▸ WHAT IS EXPECTED
Your task is to transcribe all the entries exactly, excluding pictures.

▸ AVAILABLE RECORDS
********************

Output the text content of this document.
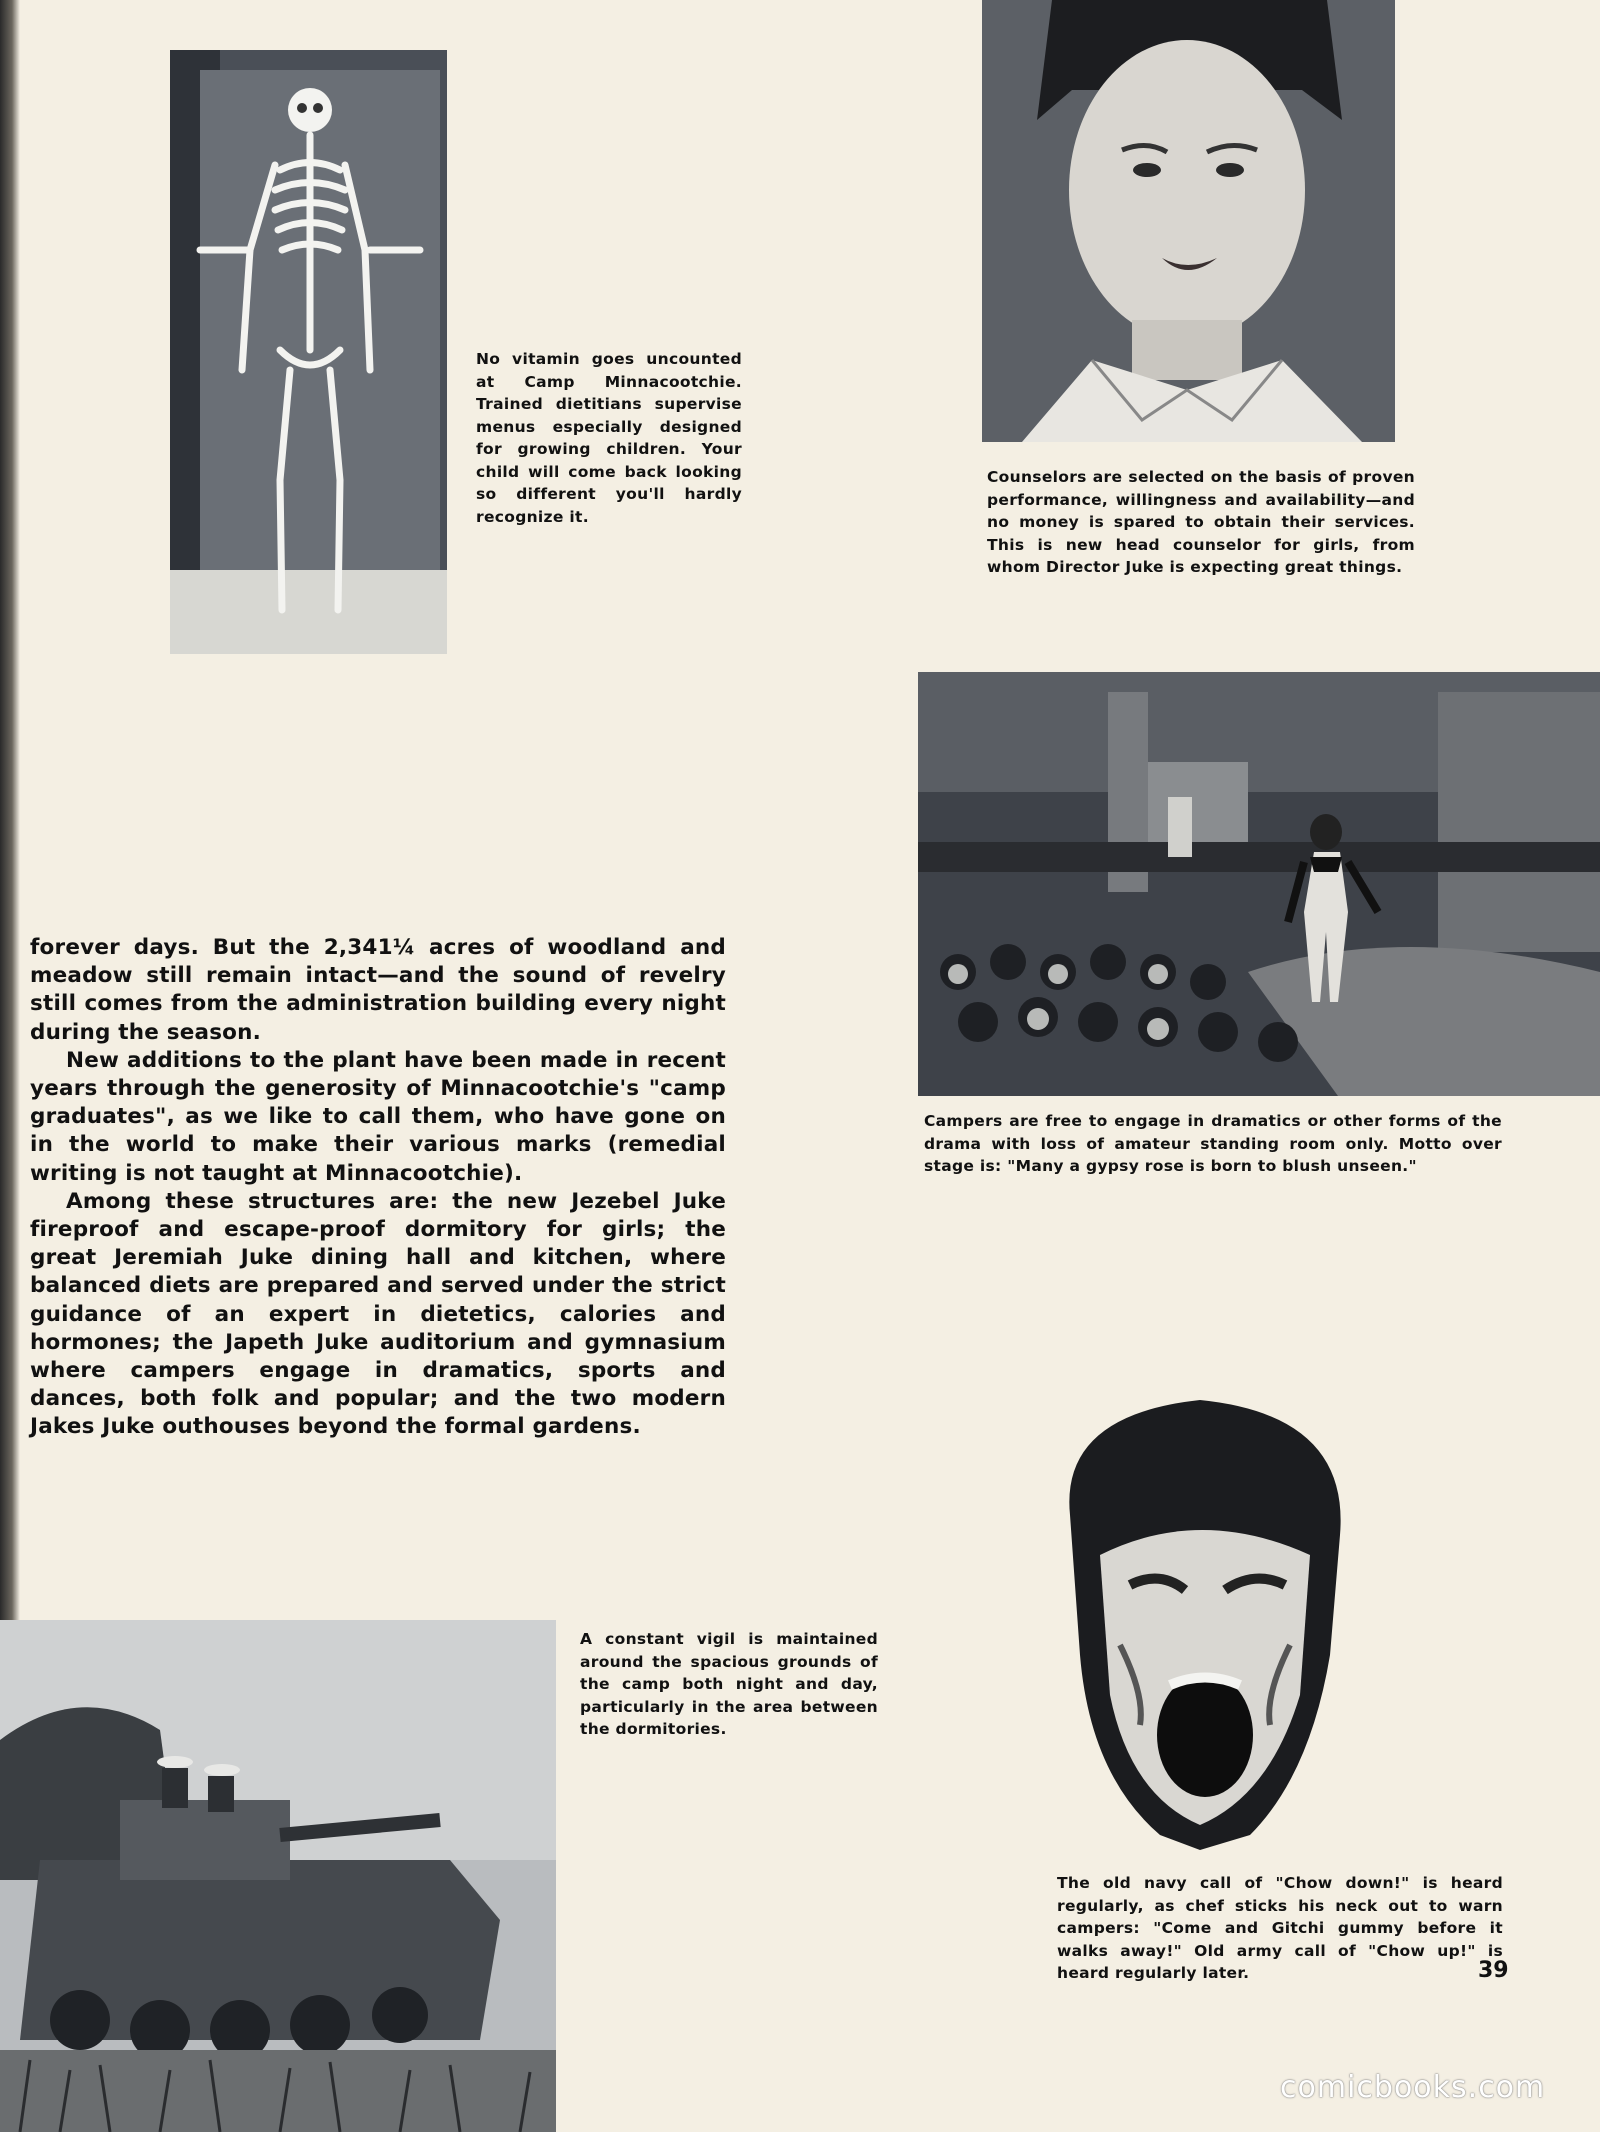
No vitamin goes uncounted at Camp Minnacootchie. Trained dietitians supervise menus especially designed for growing children. Your child will come back looking so different you'll hardly recognize it.
Counselors are selected on the basis of proven performance, willingness and availability—and no money is spared to obtain their services. This is new head counselor for girls, from whom Director Juke is expecting great things.
Campers are free to engage in dramatics or other forms of the drama with loss of amateur standing room only. Motto over stage is: "Many a gypsy rose is born to blush unseen."

forever days. But the 2,341¼ acres of woodland and meadow still remain intact—and the sound of revelry still comes from the administration building every night during the season.

New additions to the plant have been made in recent years through the generosity of Minnacootchie's "camp graduates", as we like to call them, who have gone on in the world to make their various marks (remedial writing is not taught at Minnacootchie).

Among these structures are: the new Jezebel Juke fireproof and escape-proof dormitory for girls; the great Jeremiah Juke dining hall and kitchen, where balanced diets are prepared and served under the strict guidance of an expert in dietetics, calories and hormones; the Japeth Juke auditorium and gymnasium where campers engage in dramatics, sports and dances, both folk and popular; and the two modern Jakes Juke outhouses beyond the formal gardens.

The old navy call of "Chow down!" is heard regularly, as chef sticks his neck out to warn campers: "Come and Gitchi gummy before it walks away!" Old army call of "Chow up!" is heard regularly later.
A constant vigil is maintained around the spacious grounds of the camp both night and day, particularly in the area between the dormitories.
39
comicbooks.com
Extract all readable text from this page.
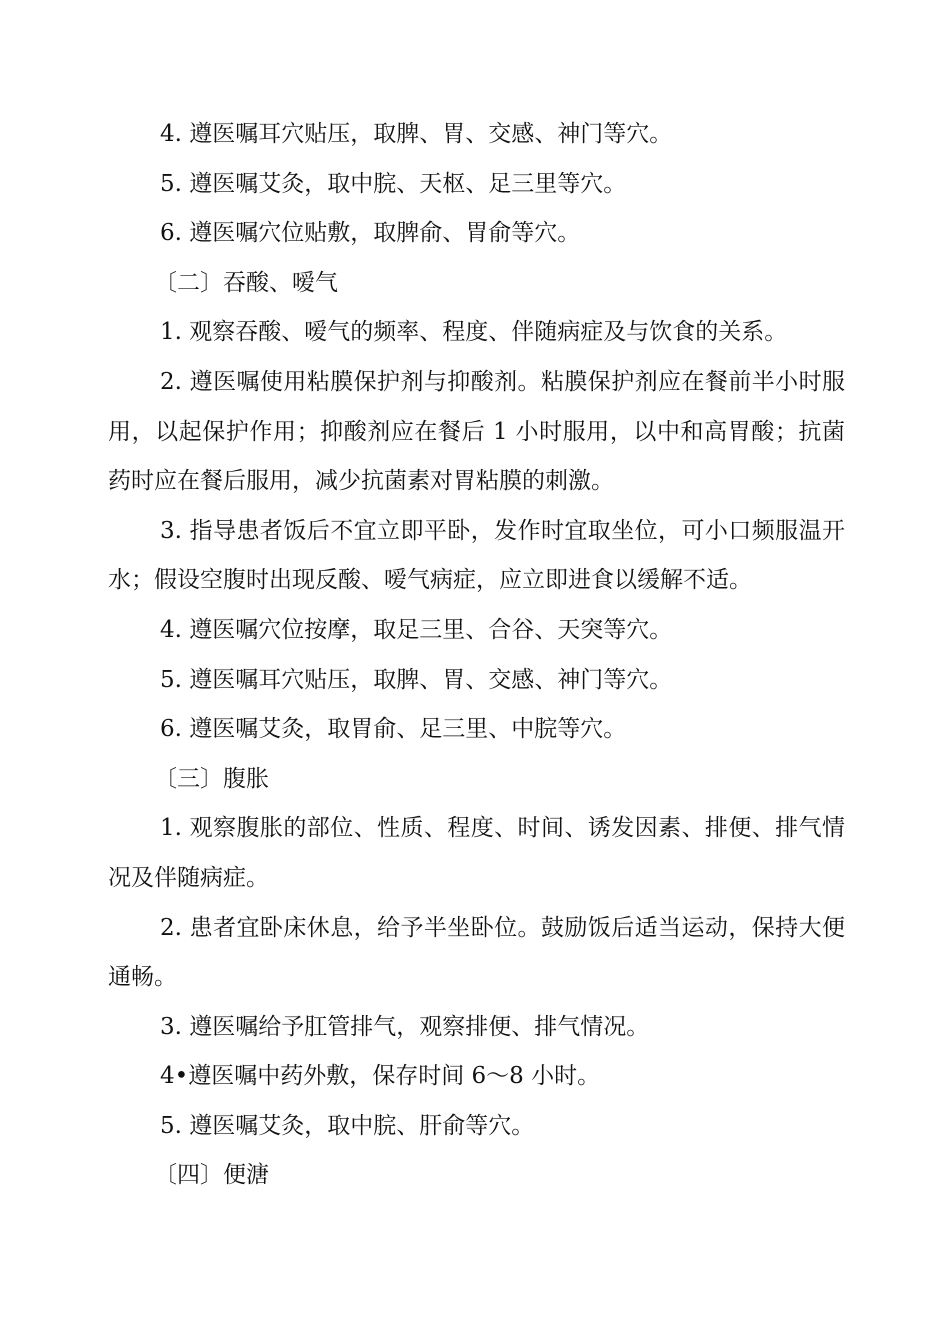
4. 遵医嘱耳穴贴压，取脾、胃、交感、神门等穴。

5. 遵医嘱艾灸，取中脘、天枢、足三里等穴。

6. 遵医嘱穴位贴敷，取脾俞、胃俞等穴。

〔二〕吞酸、嗳气

1. 观察吞酸、嗳气的频率、程度、伴随病症及与饮食的关系。

2. 遵医嘱使用粘膜保护剂与抑酸剂。粘膜保护剂应在餐前半小时服用，以起保护作用；抑酸剂应在餐后 1 小时服用，以中和高胃酸；抗菌药时应在餐后服用，减少抗菌素对胃粘膜的刺激。

3. 指导患者饭后不宜立即平卧，发作时宜取坐位，可小口频服温开水；假设空腹时出现反酸、嗳气病症，应立即进食以缓解不适。

4. 遵医嘱穴位按摩，取足三里、合谷、天突等穴。

5. 遵医嘱耳穴贴压，取脾、胃、交感、神门等穴。

6. 遵医嘱艾灸，取胃俞、足三里、中脘等穴。

〔三〕腹胀

1. 观察腹胀的部位、性质、程度、时间、诱发因素、排便、排气情况及伴随病症。

2. 患者宜卧床休息，给予半坐卧位。鼓励饭后适当运动，保持大便通畅。

3. 遵医嘱给予肛管排气，观察排便、排气情况。

4•遵医嘱中药外敷，保存时间 6〜8 小时。

5. 遵医嘱艾灸，取中脘、肝俞等穴。

〔四〕便溏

********************

▸ SOLUTION BELOW
Output the text content of this document.
No vitamin goes uncounted at Camp Minnacootchie. Trained dietitians supervise menus especially designed for growing children. Your child will come back looking so different you'll hardly recognize it.
Counselors are selected on the basis of proven performance, willingness and availability—and no money is spared to obtain their services. This is new head counselor for girls, from whom Director Juke is expecting great things.
Campers are free to engage in dramatics or other forms of the drama with loss of amateur standing room only. Motto over stage is: "Many a gypsy rose is born to blush unseen."

forever days. But the 2,341¼ acres of woodland and meadow still remain intact—and the sound of revelry still comes from the administration building every night during the season.

New additions to the plant have been made in recent years through the generosity of Minnacootchie's "camp graduates", as we like to call them, who have gone on in the world to make their various marks (remedial writing is not taught at Minnacootchie).

Among these structures are: the new Jezebel Juke fireproof and escape-proof dormitory for girls; the great Jeremiah Juke dining hall and kitchen, where balanced diets are prepared and served under the strict guidance of an expert in dietetics, calories and hormones; the Japeth Juke auditorium and gymnasium where campers engage in dramatics, sports and dances, both folk and popular; and the two modern Jakes Juke outhouses beyond the formal gardens.

The old navy call of "Chow down!" is heard regularly, as chef sticks his neck out to warn campers: "Come and Gitchi gummy before it walks away!" Old army call of "Chow up!" is heard regularly later.
A constant vigil is maintained around the spacious grounds of the camp both night and day, particularly in the area between the dormitories.
39
comicbooks.com
Extract all readable text from this page.
4. 遵医嘱耳穴贴压，取脾、胃、交感、神门等穴。

5. 遵医嘱艾灸，取中脘、天枢、足三里等穴。

6. 遵医嘱穴位贴敷，取脾俞、胃俞等穴。

〔二〕吞酸、嗳气

1. 观察吞酸、嗳气的频率、程度、伴随病症及与饮食的关系。

2. 遵医嘱使用粘膜保护剂与抑酸剂。粘膜保护剂应在餐前半小时服用，以起保护作用；抑酸剂应在餐后 1 小时服用，以中和高胃酸；抗菌药时应在餐后服用，减少抗菌素对胃粘膜的刺激。

3. 指导患者饭后不宜立即平卧，发作时宜取坐位，可小口频服温开水；假设空腹时出现反酸、嗳气病症，应立即进食以缓解不适。

4. 遵医嘱穴位按摩，取足三里、合谷、天突等穴。

5. 遵医嘱耳穴贴压，取脾、胃、交感、神门等穴。

6. 遵医嘱艾灸，取胃俞、足三里、中脘等穴。

〔三〕腹胀

1. 观察腹胀的部位、性质、程度、时间、诱发因素、排便、排气情况及伴随病症。

2. 患者宜卧床休息，给予半坐卧位。鼓励饭后适当运动，保持大便通畅。

3. 遵医嘱给予肛管排气，观察排便、排气情况。

4•遵医嘱中药外敷，保存时间 6〜8 小时。

5. 遵医嘱艾灸，取中脘、肝俞等穴。

〔四〕便溏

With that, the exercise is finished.